__DIRECTION__:
Would you retype all of these records exactly?

__DATA FOR THE TASK__:

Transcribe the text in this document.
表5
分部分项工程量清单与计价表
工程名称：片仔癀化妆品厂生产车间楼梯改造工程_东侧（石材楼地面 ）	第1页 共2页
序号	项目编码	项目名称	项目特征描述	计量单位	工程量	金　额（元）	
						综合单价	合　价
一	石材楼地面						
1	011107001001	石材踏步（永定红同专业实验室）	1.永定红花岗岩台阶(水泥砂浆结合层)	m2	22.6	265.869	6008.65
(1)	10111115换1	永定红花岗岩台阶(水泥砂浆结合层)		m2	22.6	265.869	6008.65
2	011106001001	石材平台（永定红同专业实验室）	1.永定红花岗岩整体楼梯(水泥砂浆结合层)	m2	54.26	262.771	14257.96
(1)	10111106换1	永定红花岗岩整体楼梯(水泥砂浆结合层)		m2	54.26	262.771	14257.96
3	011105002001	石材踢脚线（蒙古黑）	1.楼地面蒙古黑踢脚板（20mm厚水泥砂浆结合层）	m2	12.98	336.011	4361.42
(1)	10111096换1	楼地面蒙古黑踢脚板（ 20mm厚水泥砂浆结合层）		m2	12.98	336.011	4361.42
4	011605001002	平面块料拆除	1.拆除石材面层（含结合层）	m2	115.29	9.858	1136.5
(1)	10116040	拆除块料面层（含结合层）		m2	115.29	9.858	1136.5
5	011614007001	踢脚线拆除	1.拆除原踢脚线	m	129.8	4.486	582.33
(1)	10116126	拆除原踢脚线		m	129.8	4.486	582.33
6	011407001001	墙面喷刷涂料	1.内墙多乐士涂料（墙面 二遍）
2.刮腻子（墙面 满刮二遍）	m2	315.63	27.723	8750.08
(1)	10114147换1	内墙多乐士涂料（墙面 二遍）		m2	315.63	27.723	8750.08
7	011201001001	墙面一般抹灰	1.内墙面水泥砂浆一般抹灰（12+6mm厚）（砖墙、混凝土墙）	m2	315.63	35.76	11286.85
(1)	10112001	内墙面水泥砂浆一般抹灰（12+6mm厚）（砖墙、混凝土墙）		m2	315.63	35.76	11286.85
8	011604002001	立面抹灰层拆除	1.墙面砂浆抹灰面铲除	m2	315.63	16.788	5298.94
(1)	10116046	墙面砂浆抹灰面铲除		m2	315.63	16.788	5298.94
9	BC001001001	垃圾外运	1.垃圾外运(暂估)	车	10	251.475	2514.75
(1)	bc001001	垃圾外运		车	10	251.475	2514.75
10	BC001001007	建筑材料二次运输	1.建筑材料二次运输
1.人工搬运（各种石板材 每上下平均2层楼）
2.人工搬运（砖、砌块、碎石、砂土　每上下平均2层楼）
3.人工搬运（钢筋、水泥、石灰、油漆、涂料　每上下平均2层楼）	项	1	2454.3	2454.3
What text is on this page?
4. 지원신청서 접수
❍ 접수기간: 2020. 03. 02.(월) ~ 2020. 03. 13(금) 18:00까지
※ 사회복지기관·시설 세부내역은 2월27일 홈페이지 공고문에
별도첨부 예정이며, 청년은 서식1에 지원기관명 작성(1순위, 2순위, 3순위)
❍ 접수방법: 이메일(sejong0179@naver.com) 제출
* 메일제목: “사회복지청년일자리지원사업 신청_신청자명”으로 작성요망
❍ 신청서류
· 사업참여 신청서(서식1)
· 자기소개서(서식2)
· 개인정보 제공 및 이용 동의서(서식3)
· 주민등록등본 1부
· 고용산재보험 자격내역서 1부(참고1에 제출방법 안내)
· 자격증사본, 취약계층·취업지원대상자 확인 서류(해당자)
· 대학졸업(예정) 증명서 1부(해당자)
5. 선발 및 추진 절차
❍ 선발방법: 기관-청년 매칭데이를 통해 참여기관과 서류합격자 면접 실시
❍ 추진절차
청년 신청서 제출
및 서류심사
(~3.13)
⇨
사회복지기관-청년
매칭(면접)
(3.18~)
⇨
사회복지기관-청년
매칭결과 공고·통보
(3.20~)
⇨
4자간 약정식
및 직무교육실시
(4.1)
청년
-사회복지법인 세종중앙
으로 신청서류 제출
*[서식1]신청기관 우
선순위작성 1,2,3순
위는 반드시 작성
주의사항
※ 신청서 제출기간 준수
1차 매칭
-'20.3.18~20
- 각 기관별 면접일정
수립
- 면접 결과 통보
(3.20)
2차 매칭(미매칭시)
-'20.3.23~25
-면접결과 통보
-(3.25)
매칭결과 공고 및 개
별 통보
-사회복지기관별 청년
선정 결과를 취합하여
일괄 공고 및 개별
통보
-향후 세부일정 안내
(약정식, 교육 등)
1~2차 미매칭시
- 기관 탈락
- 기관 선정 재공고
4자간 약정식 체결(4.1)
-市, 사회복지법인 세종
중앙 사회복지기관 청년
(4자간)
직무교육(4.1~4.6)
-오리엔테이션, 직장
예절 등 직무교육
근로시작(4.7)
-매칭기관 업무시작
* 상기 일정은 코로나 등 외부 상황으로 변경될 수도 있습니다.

__FINAL ANSWER__:
Transcribe the text in this document.
表5
分部分项工程量清单与计价表
工程名称：片仔癀化妆品厂生产车间楼梯改造工程_东侧（石材楼地面 ）	第1页 共2页
序号	项目编码	项目名称	项目特征描述	计量单位	工程量	金　额（元）	
						综合单价	合　价
一	石材楼地面						
1	011107001001	石材踏步（永定红同专业实验室）	1.永定红花岗岩台阶(水泥砂浆结合层)	m2	22.6	265.869	6008.65
(1)	10111115换1	永定红花岗岩台阶(水泥砂浆结合层)		m2	22.6	265.869	6008.65
2	011106001001	石材平台（永定红同专业实验室）	1.永定红花岗岩整体楼梯(水泥砂浆结合层)	m2	54.26	262.771	14257.96
(1)	10111106换1	永定红花岗岩整体楼梯(水泥砂浆结合层)		m2	54.26	262.771	14257.96
3	011105002001	石材踢脚线（蒙古黑）	1.楼地面蒙古黑踢脚板（20mm厚水泥砂浆结合层）	m2	12.98	336.011	4361.42
(1)	10111096换1	楼地面蒙古黑踢脚板（ 20mm厚水泥砂浆结合层）		m2	12.98	336.011	4361.42
4	011605001002	平面块料拆除	1.拆除石材面层（含结合层）	m2	115.29	9.858	1136.5
(1)	10116040	拆除块料面层（含结合层）		m2	115.29	9.858	1136.5
5	011614007001	踢脚线拆除	1.拆除原踢脚线	m	129.8	4.486	582.33
(1)	10116126	拆除原踢脚线		m	129.8	4.486	582.33
6	011407001001	墙面喷刷涂料	1.内墙多乐士涂料（墙面 二遍）
2.刮腻子（墙面 满刮二遍）	m2	315.63	27.723	8750.08
(1)	10114147换1	内墙多乐士涂料（墙面 二遍）		m2	315.63	27.723	8750.08
7	011201001001	墙面一般抹灰	1.内墙面水泥砂浆一般抹灰（12+6mm厚）（砖墙、混凝土墙）	m2	315.63	35.76	11286.85
(1)	10112001	内墙面水泥砂浆一般抹灰（12+6mm厚）（砖墙、混凝土墙）		m2	315.63	35.76	11286.85
8	011604002001	立面抹灰层拆除	1.墙面砂浆抹灰面铲除	m2	315.63	16.788	5298.94
(1)	10116046	墙面砂浆抹灰面铲除		m2	315.63	16.788	5298.94
9	BC001001001	垃圾外运	1.垃圾外运(暂估)	车	10	251.475	2514.75
(1)	bc001001	垃圾外运		车	10	251.475	2514.75
10	BC001001007	建筑材料二次运输	1.建筑材料二次运输
1.人工搬运（各种石板材 每上下平均2层楼）
2.人工搬运（砖、砌块、碎石、砂土　每上下平均2层楼）
3.人工搬运（钢筋、水泥、石灰、油漆、涂料　每上下平均2层楼）	项	1	2454.3	2454.3
What text is on this page?
4. 지원신청서 접수
❍ 접수기간: 2020. 03. 02.(월) ~ 2020. 03. 13(금) 18:00까지
※ 사회복지기관·시설 세부내역은 2월27일 홈페이지 공고문에
별도첨부 예정이며, 청년은 서식1에 지원기관명 작성(1순위, 2순위, 3순위)
❍ 접수방법: 이메일(sejong0179@naver.com) 제출
* 메일제목: “사회복지청년일자리지원사업 신청_신청자명”으로 작성요망
❍ 신청서류
· 사업참여 신청서(서식1)
· 자기소개서(서식2)
· 개인정보 제공 및 이용 동의서(서식3)
· 주민등록등본 1부
· 고용산재보험 자격내역서 1부(참고1에 제출방법 안내)
· 자격증사본, 취약계층·취업지원대상자 확인 서류(해당자)
· 대학졸업(예정) 증명서 1부(해당자)
5. 선발 및 추진 절차
❍ 선발방법: 기관-청년 매칭데이를 통해 참여기관과 서류합격자 면접 실시
❍ 추진절차
청년 신청서 제출
및 서류심사
(~3.13)
⇨
사회복지기관-청년
매칭(면접)
(3.18~)
⇨
사회복지기관-청년
매칭결과 공고·통보
(3.20~)
⇨
4자간 약정식
및 직무교육실시
(4.1)
청년
-사회복지법인 세종중앙
으로 신청서류 제출
*[서식1]신청기관 우
선순위작성 1,2,3순
위는 반드시 작성
주의사항
※ 신청서 제출기간 준수
1차 매칭
-'20.3.18~20
- 각 기관별 면접일정
수립
- 면접 결과 통보
(3.20)
2차 매칭(미매칭시)
-'20.3.23~25
-면접결과 통보
-(3.25)
매칭결과 공고 및 개
별 통보
-사회복지기관별 청년
선정 결과를 취합하여
일괄 공고 및 개별
통보
-향후 세부일정 안내
(약정식, 교육 등)
1~2차 미매칭시
- 기관 탈락
- 기관 선정 재공고
4자간 약정식 체결(4.1)
-市, 사회복지법인 세종
중앙 사회복지기관 청년
(4자간)
직무교육(4.1~4.6)
-오리엔테이션, 직장
예절 등 직무교육
근로시작(4.7)
-매칭기관 업무시작
* 상기 일정은 코로나 등 외부 상황으로 변경될 수도 있습니다.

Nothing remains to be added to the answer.